[TO BE DONE]
In the records below, tally every line containing "萌熊伴侣背包". Report only the total.
>> start PROVIDED INFORMATION
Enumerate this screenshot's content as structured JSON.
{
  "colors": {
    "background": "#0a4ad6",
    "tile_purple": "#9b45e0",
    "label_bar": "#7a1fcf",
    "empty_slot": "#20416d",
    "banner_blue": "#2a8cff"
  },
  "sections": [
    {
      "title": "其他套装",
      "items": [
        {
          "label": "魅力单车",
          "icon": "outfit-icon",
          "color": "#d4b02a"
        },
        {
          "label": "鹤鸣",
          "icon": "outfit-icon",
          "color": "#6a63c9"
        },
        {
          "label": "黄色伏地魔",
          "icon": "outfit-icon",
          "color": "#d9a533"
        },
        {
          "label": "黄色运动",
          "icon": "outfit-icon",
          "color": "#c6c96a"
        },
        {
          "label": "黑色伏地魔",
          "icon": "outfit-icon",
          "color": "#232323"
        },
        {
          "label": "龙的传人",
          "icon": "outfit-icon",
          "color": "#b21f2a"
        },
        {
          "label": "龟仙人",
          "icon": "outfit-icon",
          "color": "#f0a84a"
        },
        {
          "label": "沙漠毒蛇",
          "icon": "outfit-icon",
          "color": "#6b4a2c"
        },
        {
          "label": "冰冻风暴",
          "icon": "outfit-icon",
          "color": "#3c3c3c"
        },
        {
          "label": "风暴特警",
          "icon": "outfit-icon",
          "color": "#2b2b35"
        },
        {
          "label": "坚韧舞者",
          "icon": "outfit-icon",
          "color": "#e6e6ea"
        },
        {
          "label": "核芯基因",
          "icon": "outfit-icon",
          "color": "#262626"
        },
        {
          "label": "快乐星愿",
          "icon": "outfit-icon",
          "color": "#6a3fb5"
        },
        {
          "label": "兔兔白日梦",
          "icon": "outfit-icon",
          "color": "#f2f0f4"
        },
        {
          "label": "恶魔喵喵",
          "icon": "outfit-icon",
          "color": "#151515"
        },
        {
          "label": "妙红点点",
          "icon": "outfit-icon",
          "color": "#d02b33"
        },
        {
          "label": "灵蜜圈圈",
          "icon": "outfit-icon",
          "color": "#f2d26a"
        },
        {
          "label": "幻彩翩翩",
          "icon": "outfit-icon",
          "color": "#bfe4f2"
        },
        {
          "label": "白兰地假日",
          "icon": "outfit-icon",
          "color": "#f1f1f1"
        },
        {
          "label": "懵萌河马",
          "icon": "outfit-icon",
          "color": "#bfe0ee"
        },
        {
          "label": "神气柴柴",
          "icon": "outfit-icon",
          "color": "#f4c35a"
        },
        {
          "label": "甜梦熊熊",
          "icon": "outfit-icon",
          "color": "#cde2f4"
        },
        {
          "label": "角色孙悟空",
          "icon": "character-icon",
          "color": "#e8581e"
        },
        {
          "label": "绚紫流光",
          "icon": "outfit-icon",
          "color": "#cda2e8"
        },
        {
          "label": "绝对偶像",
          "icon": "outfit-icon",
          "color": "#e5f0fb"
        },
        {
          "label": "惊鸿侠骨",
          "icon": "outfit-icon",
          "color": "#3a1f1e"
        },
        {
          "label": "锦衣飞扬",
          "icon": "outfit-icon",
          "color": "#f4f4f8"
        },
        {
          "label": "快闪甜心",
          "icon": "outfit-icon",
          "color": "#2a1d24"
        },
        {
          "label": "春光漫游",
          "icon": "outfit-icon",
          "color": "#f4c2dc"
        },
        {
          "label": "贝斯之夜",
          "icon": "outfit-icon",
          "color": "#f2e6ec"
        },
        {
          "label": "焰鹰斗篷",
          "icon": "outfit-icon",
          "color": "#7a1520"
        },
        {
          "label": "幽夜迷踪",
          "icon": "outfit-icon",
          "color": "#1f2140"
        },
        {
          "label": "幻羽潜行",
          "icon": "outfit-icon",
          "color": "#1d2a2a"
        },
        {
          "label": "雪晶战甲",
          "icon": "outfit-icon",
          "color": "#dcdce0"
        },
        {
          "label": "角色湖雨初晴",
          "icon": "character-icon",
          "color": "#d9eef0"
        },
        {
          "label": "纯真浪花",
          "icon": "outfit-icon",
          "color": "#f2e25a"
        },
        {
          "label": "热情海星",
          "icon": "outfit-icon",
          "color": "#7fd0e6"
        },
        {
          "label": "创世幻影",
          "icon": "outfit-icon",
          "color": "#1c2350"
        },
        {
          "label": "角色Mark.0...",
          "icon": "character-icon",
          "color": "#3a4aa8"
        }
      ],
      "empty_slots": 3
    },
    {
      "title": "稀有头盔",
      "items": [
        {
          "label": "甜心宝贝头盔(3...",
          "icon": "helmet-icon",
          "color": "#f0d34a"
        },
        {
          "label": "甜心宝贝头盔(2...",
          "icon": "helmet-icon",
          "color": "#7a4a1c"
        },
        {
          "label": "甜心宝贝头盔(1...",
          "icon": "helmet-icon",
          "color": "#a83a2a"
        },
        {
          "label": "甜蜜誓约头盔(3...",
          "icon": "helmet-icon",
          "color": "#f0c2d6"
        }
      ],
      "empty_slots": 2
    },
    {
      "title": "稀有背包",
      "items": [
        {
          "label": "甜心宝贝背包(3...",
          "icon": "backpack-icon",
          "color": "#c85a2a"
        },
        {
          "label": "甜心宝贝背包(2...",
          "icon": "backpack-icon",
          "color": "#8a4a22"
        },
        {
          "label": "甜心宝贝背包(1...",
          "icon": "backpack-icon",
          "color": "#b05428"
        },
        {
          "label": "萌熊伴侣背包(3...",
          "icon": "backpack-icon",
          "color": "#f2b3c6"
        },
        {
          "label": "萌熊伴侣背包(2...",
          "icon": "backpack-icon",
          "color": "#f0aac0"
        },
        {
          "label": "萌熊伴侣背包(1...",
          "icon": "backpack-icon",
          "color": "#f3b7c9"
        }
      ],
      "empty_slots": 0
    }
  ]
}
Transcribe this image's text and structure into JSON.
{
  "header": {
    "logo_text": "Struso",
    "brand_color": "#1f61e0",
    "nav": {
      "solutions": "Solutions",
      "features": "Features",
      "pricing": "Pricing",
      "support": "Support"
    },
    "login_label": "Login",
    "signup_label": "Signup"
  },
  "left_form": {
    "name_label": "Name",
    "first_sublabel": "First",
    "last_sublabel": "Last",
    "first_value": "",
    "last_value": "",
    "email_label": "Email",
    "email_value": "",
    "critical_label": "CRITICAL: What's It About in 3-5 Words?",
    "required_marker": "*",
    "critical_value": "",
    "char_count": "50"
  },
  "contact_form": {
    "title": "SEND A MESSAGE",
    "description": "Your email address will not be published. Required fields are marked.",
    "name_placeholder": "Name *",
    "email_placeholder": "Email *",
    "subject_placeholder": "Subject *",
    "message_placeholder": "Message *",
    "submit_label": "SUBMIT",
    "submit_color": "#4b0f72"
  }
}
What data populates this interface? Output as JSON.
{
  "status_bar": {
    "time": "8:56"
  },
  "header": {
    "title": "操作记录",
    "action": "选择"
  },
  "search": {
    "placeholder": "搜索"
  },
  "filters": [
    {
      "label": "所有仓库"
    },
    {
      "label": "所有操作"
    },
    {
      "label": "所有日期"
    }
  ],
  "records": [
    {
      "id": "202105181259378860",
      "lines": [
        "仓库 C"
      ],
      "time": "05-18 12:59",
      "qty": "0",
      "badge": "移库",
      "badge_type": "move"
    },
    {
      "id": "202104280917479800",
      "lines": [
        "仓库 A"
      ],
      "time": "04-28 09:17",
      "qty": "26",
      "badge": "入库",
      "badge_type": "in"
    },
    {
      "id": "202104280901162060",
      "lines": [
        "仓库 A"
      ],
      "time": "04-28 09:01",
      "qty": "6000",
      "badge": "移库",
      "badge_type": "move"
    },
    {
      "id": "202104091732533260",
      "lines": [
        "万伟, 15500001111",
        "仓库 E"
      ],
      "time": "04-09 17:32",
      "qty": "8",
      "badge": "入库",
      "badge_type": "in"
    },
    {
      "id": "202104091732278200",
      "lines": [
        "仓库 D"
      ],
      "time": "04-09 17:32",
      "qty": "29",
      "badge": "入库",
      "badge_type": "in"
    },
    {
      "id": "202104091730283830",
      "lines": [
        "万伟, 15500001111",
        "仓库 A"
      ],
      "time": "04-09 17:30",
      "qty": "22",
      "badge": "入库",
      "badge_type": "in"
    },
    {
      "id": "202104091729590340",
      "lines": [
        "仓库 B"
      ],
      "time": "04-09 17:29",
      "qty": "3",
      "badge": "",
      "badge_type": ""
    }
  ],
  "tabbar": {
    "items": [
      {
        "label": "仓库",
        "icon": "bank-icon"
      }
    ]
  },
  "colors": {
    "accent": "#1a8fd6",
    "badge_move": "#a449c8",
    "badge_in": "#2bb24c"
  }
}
>> end PROVIDED INFORMATION
[ANSWER]
3